**Exercise**
Work out the number of lines with "бюджетов" in them. Reply with that number and no other words.

**Dataset extract**
________________________________________

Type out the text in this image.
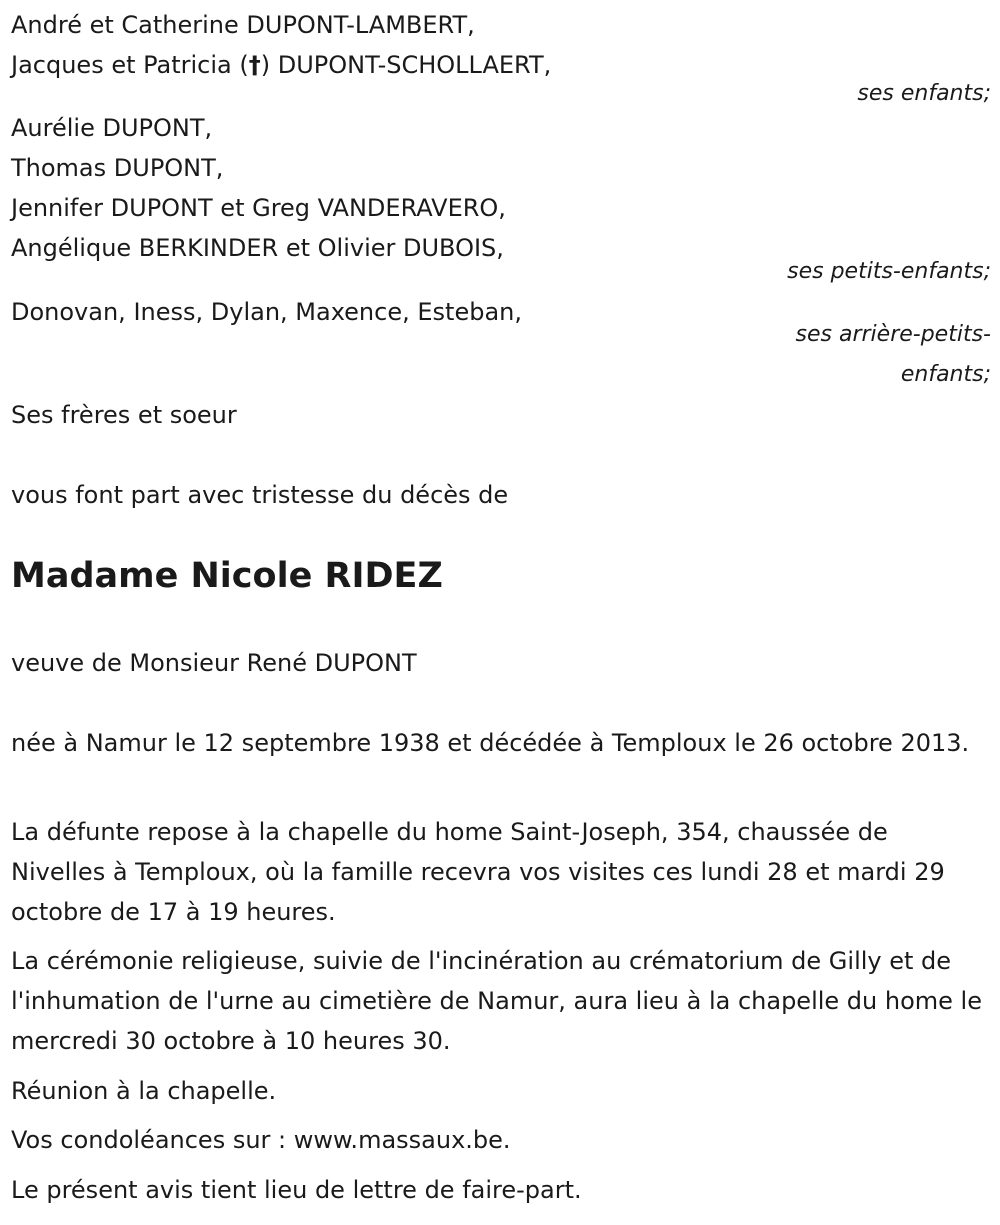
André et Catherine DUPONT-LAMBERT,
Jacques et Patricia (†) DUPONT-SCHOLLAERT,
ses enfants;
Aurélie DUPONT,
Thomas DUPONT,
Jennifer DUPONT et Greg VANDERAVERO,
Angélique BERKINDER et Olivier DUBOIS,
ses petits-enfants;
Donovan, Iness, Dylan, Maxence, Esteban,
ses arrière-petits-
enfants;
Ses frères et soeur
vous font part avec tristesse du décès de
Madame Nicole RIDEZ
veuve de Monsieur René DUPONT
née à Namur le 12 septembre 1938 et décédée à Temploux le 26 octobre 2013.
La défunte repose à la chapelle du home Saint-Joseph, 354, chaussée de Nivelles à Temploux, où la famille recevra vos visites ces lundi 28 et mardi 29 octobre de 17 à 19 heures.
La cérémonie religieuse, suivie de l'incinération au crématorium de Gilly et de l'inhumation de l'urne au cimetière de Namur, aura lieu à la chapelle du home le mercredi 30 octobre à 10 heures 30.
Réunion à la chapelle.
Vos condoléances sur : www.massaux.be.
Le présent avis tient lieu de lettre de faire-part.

________________________________________

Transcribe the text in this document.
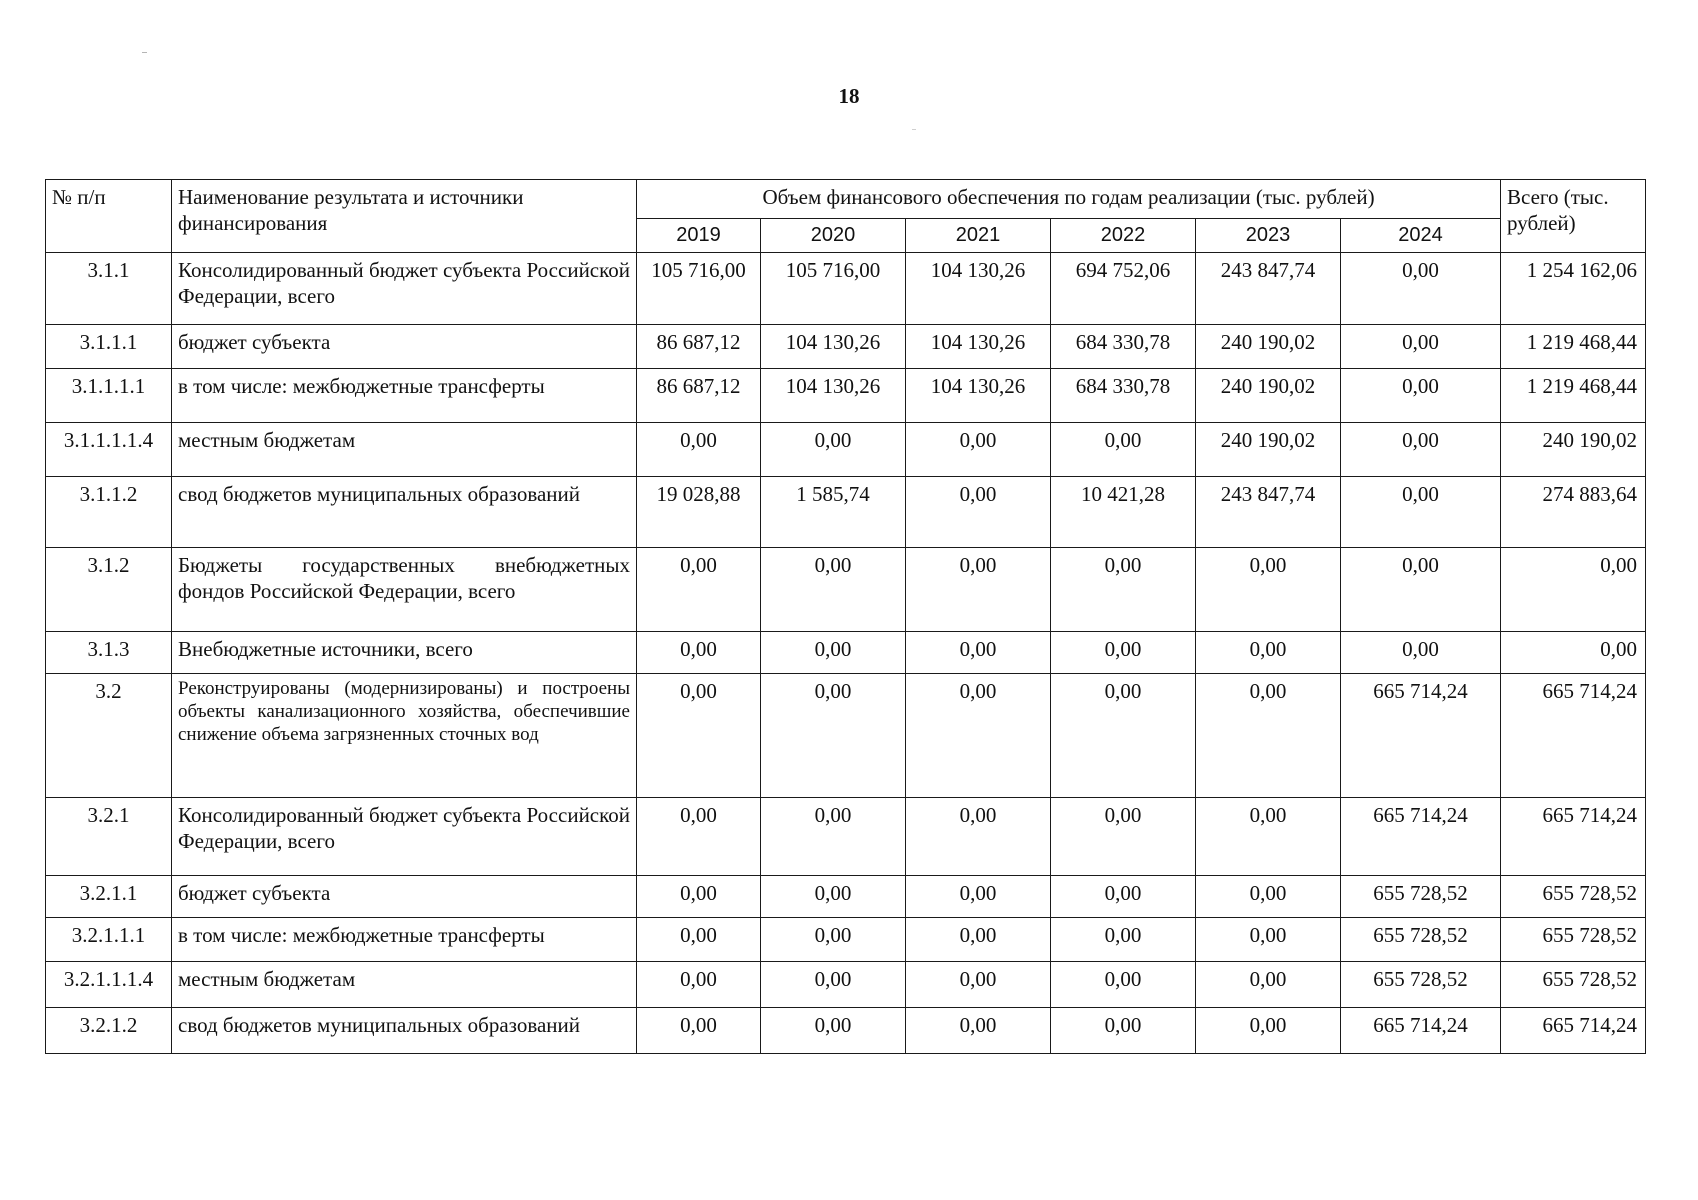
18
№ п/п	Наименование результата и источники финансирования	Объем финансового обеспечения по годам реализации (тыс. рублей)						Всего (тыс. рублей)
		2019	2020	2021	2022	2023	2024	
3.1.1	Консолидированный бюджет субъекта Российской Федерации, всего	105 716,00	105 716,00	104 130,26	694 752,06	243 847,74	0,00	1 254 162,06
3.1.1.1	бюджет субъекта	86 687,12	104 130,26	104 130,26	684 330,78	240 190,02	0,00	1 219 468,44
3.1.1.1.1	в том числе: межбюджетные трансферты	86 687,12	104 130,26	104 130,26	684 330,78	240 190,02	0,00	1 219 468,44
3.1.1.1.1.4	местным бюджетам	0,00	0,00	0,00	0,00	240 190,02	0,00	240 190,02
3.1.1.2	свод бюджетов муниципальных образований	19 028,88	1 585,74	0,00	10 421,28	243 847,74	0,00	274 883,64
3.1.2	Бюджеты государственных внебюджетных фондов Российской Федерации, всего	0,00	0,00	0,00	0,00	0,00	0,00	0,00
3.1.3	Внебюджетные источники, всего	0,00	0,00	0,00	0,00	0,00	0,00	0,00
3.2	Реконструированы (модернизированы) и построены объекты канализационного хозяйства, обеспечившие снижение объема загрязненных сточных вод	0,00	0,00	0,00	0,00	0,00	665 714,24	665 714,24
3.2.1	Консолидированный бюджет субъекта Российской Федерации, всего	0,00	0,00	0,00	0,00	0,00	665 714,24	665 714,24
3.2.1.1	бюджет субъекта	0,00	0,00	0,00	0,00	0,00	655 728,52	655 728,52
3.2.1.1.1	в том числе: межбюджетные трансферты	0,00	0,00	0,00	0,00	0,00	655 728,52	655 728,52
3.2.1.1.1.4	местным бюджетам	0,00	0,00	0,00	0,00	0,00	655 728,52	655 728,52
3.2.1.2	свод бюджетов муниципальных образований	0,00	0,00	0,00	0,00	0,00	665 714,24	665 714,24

________________________________________

**Response below**
2